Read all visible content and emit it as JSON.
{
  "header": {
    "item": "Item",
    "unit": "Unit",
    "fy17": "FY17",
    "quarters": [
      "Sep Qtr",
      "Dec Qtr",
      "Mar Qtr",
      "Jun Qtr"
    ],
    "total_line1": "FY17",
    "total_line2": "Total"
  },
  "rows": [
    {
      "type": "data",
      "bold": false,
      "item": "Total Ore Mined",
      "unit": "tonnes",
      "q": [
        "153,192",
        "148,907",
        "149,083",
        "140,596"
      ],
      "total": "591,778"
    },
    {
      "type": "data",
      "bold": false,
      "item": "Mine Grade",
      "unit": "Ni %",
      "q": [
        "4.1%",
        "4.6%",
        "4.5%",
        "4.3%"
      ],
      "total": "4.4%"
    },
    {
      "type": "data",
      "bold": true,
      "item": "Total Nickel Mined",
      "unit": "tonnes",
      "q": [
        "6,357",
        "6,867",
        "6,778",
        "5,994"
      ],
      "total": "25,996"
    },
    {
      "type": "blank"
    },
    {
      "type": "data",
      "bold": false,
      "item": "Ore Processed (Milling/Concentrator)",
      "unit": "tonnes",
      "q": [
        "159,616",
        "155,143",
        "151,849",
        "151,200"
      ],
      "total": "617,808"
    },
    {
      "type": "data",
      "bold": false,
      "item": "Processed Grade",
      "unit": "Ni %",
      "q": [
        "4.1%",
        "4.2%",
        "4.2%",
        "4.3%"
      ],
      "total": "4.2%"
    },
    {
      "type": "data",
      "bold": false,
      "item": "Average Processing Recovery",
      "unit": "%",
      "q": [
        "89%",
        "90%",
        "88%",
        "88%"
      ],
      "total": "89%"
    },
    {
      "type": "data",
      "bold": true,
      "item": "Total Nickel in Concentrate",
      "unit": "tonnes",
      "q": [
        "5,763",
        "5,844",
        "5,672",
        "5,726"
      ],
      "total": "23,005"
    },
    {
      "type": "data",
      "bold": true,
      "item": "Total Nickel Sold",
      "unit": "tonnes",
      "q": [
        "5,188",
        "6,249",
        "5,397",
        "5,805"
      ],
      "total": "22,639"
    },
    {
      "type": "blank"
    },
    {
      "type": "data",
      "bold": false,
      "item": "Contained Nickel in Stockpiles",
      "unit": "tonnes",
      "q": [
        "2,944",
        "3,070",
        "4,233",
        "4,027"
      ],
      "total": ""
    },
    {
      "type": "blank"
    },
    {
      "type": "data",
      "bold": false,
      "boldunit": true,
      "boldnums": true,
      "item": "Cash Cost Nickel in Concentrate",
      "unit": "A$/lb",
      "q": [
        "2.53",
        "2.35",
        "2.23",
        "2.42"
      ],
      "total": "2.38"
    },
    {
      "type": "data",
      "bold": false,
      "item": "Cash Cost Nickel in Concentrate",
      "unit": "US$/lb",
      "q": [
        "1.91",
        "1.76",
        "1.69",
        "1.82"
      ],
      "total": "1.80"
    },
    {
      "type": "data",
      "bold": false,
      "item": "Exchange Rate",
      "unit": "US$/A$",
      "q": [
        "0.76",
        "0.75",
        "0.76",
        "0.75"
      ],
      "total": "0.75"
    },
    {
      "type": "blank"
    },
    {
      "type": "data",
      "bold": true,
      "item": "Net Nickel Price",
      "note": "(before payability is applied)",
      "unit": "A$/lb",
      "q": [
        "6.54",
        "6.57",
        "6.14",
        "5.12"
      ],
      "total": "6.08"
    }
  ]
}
┄┄┄┄┄┄┄┄┄┄
What is expected: From the material, report only how many lines include the word "Grade".

Finished task: 2